- _Problem description_: Count the lines in the entries below that include the word "puto". Give nothing but the number.

(Stored items)
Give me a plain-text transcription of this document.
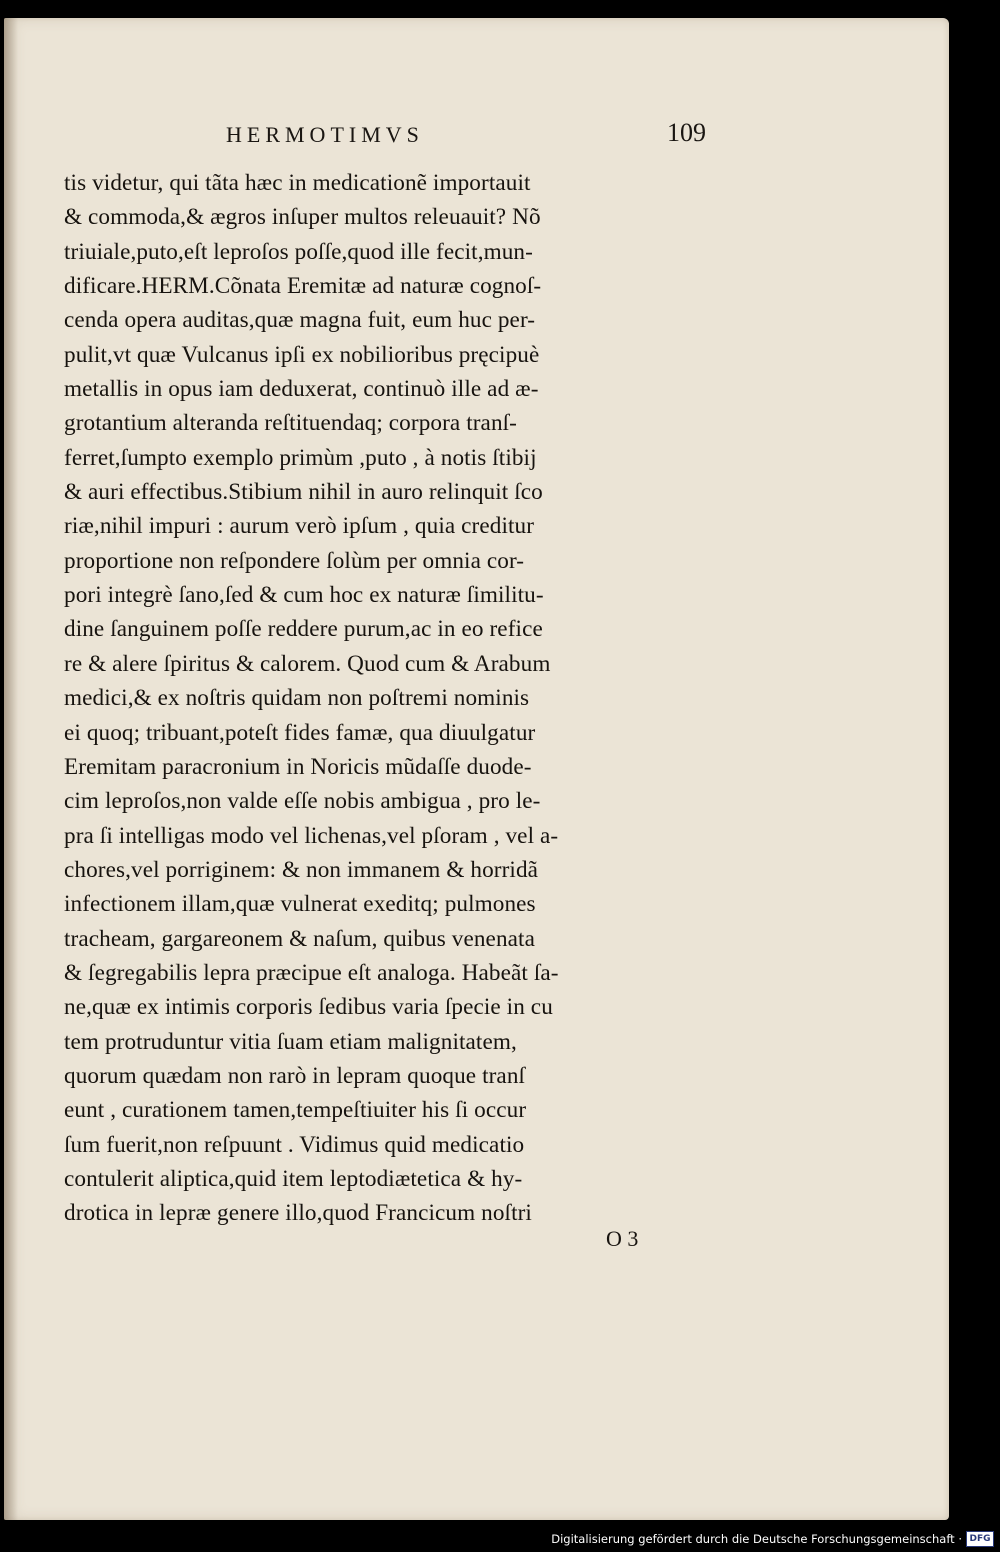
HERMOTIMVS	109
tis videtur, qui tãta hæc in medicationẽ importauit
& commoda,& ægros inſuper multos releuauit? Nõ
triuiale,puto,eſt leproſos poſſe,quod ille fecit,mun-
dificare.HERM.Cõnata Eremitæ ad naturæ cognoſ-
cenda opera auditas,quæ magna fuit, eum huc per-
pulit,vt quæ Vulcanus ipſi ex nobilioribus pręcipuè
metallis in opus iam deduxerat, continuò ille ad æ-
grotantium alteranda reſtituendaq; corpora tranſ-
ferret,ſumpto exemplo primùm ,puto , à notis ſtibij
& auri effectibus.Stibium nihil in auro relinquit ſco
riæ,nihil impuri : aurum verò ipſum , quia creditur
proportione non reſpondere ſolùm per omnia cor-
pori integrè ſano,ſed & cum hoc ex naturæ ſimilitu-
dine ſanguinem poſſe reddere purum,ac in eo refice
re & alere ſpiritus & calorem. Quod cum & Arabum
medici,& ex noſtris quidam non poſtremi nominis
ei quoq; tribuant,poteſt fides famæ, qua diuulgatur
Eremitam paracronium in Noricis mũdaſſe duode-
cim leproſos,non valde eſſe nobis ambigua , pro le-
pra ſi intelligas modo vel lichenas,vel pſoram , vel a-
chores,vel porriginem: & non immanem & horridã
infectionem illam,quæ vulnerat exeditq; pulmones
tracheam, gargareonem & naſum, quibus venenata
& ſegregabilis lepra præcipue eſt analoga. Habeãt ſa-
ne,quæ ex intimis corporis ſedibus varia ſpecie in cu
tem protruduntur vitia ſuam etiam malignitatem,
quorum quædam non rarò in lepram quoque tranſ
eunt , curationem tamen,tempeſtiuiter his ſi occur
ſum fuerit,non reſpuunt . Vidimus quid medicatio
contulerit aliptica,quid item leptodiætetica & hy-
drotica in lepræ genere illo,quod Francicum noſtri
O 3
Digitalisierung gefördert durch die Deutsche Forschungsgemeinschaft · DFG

- _Exercise answer_: 2